● Stored records:
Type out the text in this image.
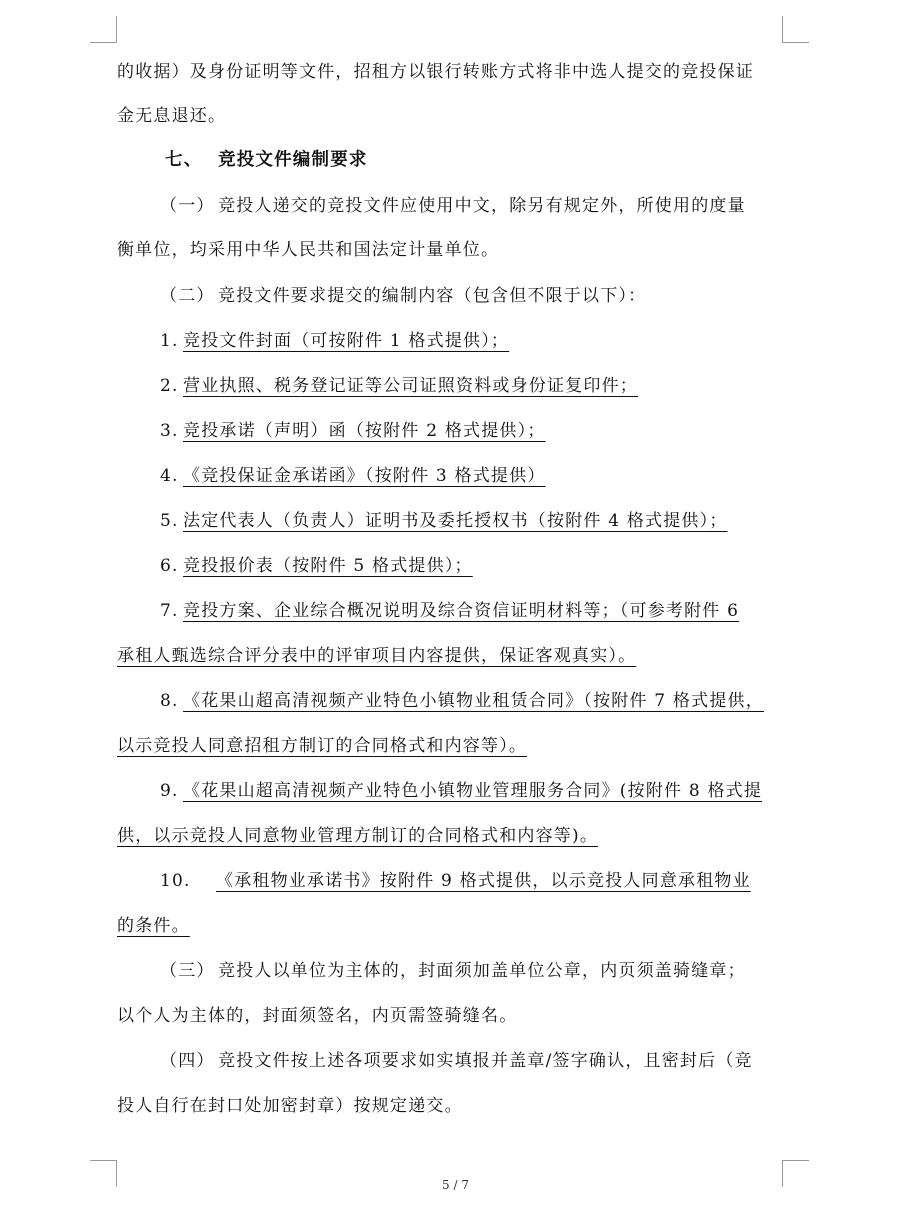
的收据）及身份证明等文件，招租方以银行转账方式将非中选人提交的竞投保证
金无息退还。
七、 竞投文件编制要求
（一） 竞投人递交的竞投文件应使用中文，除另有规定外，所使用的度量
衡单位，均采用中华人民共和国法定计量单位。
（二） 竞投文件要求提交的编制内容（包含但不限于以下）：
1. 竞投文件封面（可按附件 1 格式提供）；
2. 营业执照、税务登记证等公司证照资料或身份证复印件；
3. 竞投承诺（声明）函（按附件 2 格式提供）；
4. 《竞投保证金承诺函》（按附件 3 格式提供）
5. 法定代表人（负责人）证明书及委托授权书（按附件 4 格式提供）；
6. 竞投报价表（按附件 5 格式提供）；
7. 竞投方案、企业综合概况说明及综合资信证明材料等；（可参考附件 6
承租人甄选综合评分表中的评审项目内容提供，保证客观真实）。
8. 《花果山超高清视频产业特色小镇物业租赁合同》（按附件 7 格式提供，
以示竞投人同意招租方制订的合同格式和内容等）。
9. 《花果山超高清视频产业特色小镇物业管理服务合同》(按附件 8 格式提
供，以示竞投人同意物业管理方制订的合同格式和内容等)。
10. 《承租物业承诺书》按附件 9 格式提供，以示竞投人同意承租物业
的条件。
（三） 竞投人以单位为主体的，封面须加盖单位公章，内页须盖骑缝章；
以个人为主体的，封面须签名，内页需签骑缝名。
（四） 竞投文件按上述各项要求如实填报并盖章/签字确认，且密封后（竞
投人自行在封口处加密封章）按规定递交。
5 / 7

--

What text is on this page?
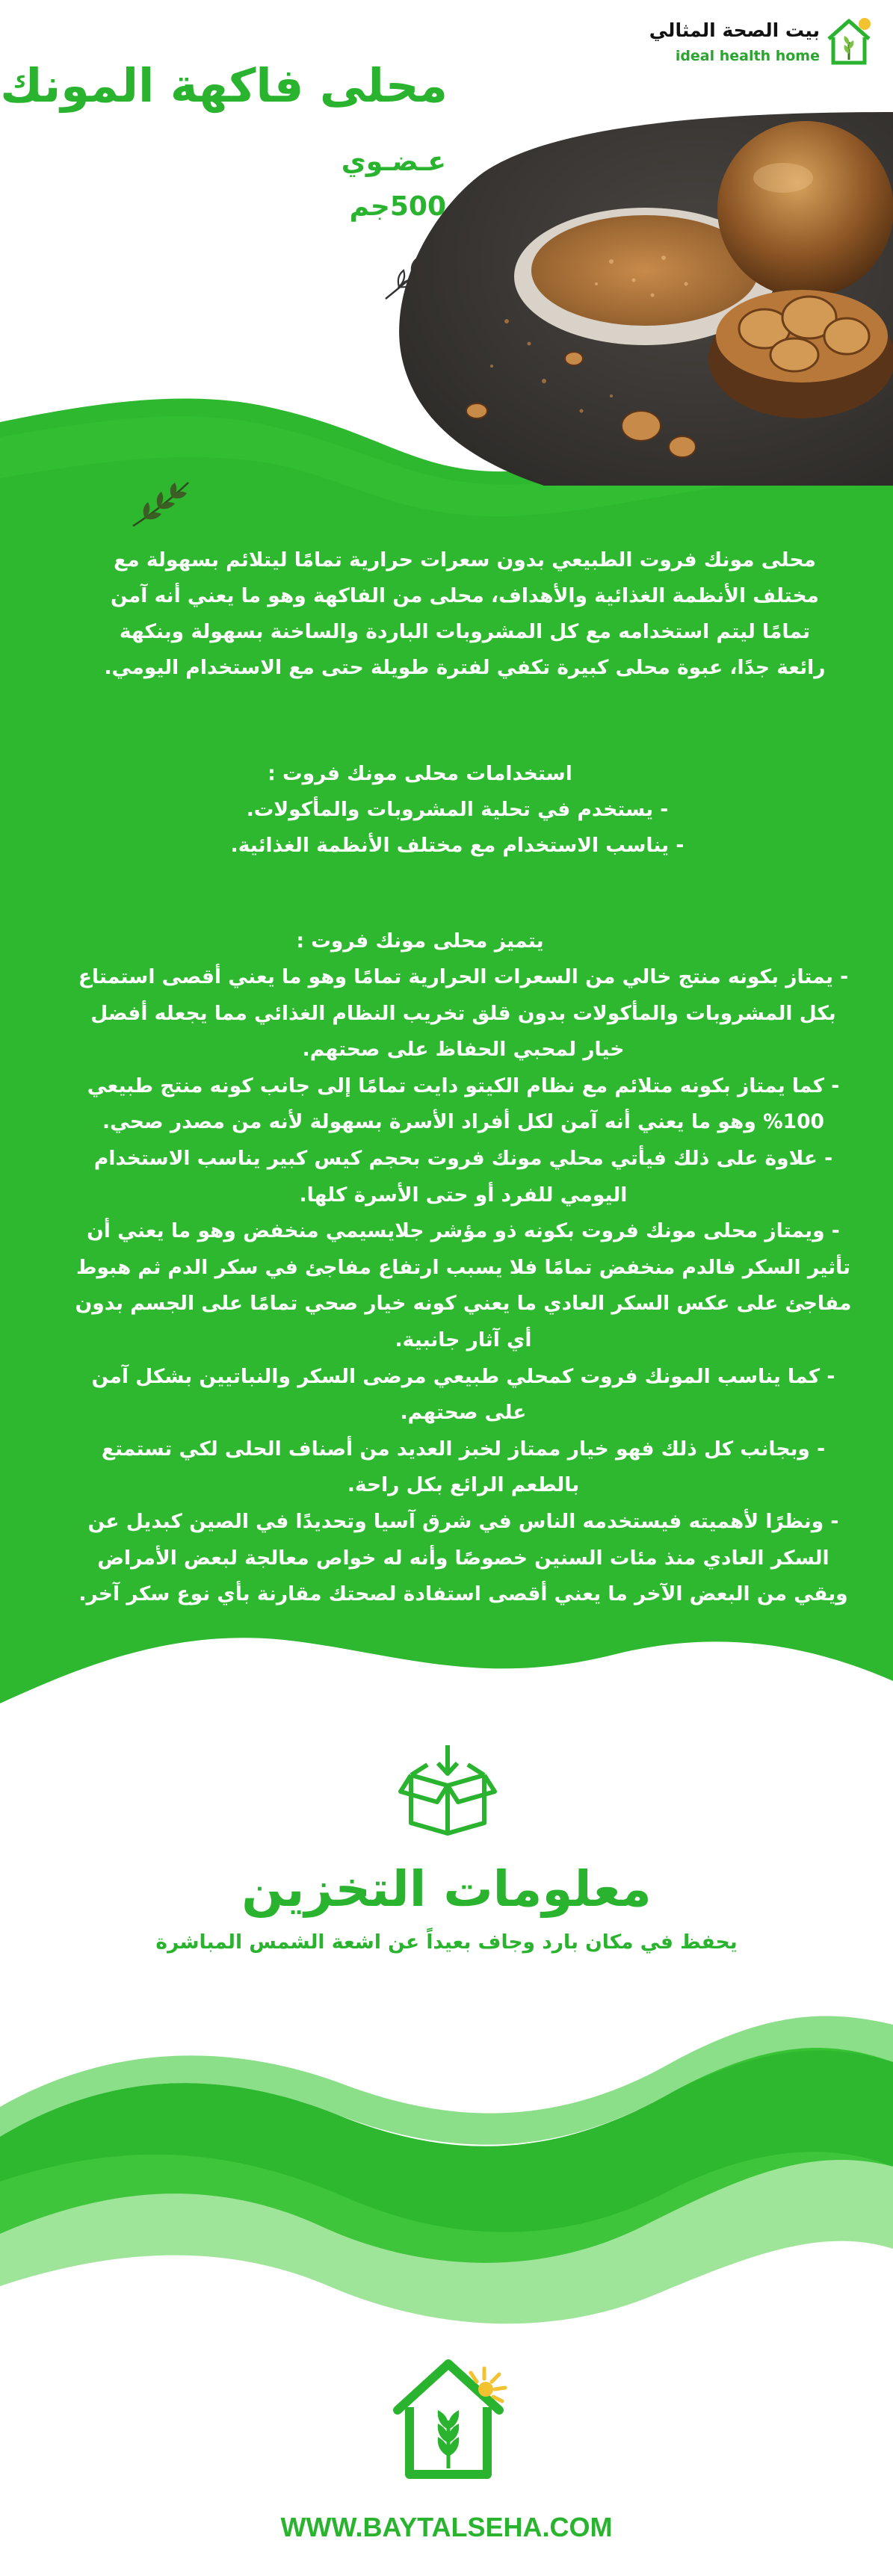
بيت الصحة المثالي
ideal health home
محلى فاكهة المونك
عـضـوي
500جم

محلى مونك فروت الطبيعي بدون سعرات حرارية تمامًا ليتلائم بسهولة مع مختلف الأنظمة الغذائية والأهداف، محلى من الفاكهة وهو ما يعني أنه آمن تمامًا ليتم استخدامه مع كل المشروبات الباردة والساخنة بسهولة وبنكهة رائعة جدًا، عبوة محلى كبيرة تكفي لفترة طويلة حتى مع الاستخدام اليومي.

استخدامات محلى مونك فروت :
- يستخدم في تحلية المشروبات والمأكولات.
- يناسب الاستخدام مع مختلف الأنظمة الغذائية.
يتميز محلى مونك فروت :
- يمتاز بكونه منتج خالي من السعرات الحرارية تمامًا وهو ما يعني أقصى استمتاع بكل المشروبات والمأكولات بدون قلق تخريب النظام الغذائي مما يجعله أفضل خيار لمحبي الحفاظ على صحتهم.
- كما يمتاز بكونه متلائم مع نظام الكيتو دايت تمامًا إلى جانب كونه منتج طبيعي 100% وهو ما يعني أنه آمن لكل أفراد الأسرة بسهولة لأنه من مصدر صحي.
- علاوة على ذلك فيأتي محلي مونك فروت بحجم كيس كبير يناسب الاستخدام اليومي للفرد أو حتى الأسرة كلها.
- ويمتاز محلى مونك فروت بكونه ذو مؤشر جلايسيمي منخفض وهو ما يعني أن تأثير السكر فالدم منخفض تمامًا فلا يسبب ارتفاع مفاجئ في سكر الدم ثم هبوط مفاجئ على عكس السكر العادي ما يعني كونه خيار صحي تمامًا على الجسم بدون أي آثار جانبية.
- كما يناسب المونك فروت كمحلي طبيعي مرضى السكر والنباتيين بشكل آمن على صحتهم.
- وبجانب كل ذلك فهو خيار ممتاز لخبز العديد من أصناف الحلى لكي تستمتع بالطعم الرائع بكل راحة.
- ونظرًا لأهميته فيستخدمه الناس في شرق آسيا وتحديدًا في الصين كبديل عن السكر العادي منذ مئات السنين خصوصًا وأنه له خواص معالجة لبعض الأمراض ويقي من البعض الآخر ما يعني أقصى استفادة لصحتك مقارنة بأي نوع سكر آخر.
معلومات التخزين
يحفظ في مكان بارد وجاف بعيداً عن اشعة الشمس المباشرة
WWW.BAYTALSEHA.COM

* * *

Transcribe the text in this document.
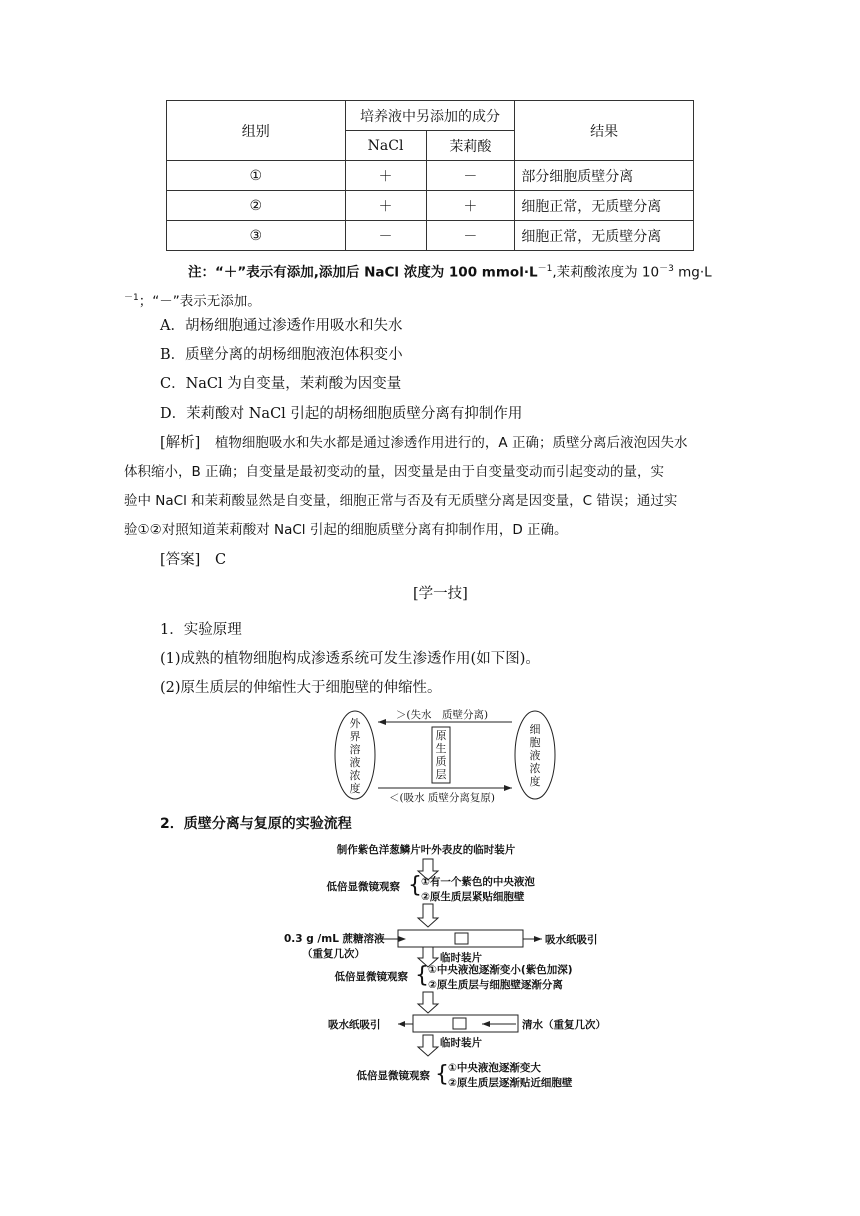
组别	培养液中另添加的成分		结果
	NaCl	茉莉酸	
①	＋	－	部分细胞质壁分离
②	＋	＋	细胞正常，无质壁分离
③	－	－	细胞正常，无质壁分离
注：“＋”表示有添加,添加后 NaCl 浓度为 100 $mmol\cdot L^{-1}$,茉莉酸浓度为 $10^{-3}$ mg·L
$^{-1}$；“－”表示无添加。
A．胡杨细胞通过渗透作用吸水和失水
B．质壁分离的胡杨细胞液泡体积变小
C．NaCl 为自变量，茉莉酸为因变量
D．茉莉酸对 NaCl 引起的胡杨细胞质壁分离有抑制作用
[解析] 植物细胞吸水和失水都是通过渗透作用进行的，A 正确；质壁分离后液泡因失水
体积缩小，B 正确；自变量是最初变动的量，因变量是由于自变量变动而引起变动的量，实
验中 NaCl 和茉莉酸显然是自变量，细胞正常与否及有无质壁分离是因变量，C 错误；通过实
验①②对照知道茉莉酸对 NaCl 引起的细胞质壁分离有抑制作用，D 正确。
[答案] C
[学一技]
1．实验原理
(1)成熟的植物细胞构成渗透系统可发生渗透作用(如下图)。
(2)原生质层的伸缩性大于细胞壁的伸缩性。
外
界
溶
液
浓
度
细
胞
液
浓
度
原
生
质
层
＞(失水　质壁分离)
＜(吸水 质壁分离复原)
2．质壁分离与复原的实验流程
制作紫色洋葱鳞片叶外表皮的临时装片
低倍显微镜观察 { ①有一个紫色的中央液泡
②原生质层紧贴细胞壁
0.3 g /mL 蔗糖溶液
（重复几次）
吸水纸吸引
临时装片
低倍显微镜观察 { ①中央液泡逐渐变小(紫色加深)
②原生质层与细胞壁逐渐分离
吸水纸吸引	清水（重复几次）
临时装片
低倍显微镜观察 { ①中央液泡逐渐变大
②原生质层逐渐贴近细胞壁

● Exercise:
Collect the lines that hold "يناسب".

● Answer to the task:
- يناسب الاستخدام مع مختلف الأنظمة الغذائية.
- علاوة على ذلك فيأتي محلي مونك فروت بحجم كيس كبير يناسب الاستخدام اليومي للفرد أو حتى الأسرة كلها.
- كما يناسب المونك فروت كمحلي طبيعي مرضى السكر والنباتيين بشكل آمن على صحتهم.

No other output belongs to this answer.